▶ [WHAT TO PRODUCE] Repeat all of the data precisely.

▶ [Collected data]
■ ■ ■ ■ ■ ■ ■
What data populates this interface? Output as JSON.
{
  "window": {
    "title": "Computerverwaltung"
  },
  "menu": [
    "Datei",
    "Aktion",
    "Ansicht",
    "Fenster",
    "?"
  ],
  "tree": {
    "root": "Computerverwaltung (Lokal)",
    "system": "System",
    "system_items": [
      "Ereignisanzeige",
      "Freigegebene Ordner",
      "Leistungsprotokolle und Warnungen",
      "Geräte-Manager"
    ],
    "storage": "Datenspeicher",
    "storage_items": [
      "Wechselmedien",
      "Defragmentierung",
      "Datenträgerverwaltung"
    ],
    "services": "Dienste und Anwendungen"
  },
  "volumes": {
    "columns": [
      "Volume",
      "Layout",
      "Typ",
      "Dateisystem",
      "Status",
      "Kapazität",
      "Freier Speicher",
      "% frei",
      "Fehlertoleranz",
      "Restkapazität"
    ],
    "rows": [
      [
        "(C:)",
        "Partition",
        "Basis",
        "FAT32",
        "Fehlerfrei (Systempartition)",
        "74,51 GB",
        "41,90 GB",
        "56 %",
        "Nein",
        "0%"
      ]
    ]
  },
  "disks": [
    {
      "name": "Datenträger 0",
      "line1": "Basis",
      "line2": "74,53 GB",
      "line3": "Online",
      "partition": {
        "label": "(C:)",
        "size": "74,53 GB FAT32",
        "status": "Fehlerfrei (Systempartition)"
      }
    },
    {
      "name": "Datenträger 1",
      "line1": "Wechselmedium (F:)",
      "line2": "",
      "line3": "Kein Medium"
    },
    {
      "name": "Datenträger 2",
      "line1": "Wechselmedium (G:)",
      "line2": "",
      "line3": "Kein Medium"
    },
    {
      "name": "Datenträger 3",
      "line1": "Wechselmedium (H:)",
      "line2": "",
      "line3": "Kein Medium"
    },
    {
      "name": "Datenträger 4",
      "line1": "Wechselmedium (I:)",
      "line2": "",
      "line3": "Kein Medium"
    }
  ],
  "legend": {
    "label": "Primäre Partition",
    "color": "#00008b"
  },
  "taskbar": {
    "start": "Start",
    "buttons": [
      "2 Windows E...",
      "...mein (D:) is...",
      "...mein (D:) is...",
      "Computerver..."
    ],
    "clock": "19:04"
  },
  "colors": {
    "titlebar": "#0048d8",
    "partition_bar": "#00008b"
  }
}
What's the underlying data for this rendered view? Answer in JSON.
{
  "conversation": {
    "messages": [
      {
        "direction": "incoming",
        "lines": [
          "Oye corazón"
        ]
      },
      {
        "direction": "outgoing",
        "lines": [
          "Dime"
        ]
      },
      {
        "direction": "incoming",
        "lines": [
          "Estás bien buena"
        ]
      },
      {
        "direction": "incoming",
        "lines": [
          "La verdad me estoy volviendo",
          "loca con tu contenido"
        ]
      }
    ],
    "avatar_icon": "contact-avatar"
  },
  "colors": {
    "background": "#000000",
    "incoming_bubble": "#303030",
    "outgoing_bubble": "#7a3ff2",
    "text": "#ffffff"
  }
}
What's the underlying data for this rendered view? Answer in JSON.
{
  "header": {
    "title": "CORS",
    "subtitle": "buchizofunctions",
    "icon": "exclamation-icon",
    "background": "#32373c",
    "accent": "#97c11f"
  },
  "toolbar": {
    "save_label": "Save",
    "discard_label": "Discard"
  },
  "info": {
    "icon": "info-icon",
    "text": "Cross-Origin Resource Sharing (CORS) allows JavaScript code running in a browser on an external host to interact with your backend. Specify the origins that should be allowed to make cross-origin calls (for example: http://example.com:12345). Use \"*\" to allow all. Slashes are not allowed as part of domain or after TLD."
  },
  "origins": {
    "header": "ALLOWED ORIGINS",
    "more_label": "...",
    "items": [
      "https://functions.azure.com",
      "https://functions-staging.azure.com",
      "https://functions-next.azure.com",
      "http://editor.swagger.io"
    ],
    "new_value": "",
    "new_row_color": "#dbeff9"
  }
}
■ ■ ■ ■ ■ ■ ■
▶ [OUTPUT]
What data populates this interface? Output as JSON.
{
  "window": {
    "title": "Computerverwaltung"
  },
  "menu": [
    "Datei",
    "Aktion",
    "Ansicht",
    "Fenster",
    "?"
  ],
  "tree": {
    "root": "Computerverwaltung (Lokal)",
    "system": "System",
    "system_items": [
      "Ereignisanzeige",
      "Freigegebene Ordner",
      "Leistungsprotokolle und Warnungen",
      "Geräte-Manager"
    ],
    "storage": "Datenspeicher",
    "storage_items": [
      "Wechselmedien",
      "Defragmentierung",
      "Datenträgerverwaltung"
    ],
    "services": "Dienste und Anwendungen"
  },
  "volumes": {
    "columns": [
      "Volume",
      "Layout",
      "Typ",
      "Dateisystem",
      "Status",
      "Kapazität",
      "Freier Speicher",
      "% frei",
      "Fehlertoleranz",
      "Restkapazität"
    ],
    "rows": [
      [
        "(C:)",
        "Partition",
        "Basis",
        "FAT32",
        "Fehlerfrei (Systempartition)",
        "74,51 GB",
        "41,90 GB",
        "56 %",
        "Nein",
        "0%"
      ]
    ]
  },
  "disks": [
    {
      "name": "Datenträger 0",
      "line1": "Basis",
      "line2": "74,53 GB",
      "line3": "Online",
      "partition": {
        "label": "(C:)",
        "size": "74,53 GB FAT32",
        "status": "Fehlerfrei (Systempartition)"
      }
    },
    {
      "name": "Datenträger 1",
      "line1": "Wechselmedium (F:)",
      "line2": "",
      "line3": "Kein Medium"
    },
    {
      "name": "Datenträger 2",
      "line1": "Wechselmedium (G:)",
      "line2": "",
      "line3": "Kein Medium"
    },
    {
      "name": "Datenträger 3",
      "line1": "Wechselmedium (H:)",
      "line2": "",
      "line3": "Kein Medium"
    },
    {
      "name": "Datenträger 4",
      "line1": "Wechselmedium (I:)",
      "line2": "",
      "line3": "Kein Medium"
    }
  ],
  "legend": {
    "label": "Primäre Partition",
    "color": "#00008b"
  },
  "taskbar": {
    "start": "Start",
    "buttons": [
      "2 Windows E...",
      "...mein (D:) is...",
      "...mein (D:) is...",
      "Computerver..."
    ],
    "clock": "19:04"
  },
  "colors": {
    "titlebar": "#0048d8",
    "partition_bar": "#00008b"
  }
}
What's the underlying data for this rendered view? Answer in JSON.
{
  "conversation": {
    "messages": [
      {
        "direction": "incoming",
        "lines": [
          "Oye corazón"
        ]
      },
      {
        "direction": "outgoing",
        "lines": [
          "Dime"
        ]
      },
      {
        "direction": "incoming",
        "lines": [
          "Estás bien buena"
        ]
      },
      {
        "direction": "incoming",
        "lines": [
          "La verdad me estoy volviendo",
          "loca con tu contenido"
        ]
      }
    ],
    "avatar_icon": "contact-avatar"
  },
  "colors": {
    "background": "#000000",
    "incoming_bubble": "#303030",
    "outgoing_bubble": "#7a3ff2",
    "text": "#ffffff"
  }
}
What's the underlying data for this rendered view? Answer in JSON.
{
  "header": {
    "title": "CORS",
    "subtitle": "buchizofunctions",
    "icon": "exclamation-icon",
    "background": "#32373c",
    "accent": "#97c11f"
  },
  "toolbar": {
    "save_label": "Save",
    "discard_label": "Discard"
  },
  "info": {
    "icon": "info-icon",
    "text": "Cross-Origin Resource Sharing (CORS) allows JavaScript code running in a browser on an external host to interact with your backend. Specify the origins that should be allowed to make cross-origin calls (for example: http://example.com:12345). Use \"*\" to allow all. Slashes are not allowed as part of domain or after TLD."
  },
  "origins": {
    "header": "ALLOWED ORIGINS",
    "more_label": "...",
    "items": [
      "https://functions.azure.com",
      "https://functions-staging.azure.com",
      "https://functions-next.azure.com",
      "http://editor.swagger.io"
    ],
    "new_value": "",
    "new_row_color": "#dbeff9"
  }
}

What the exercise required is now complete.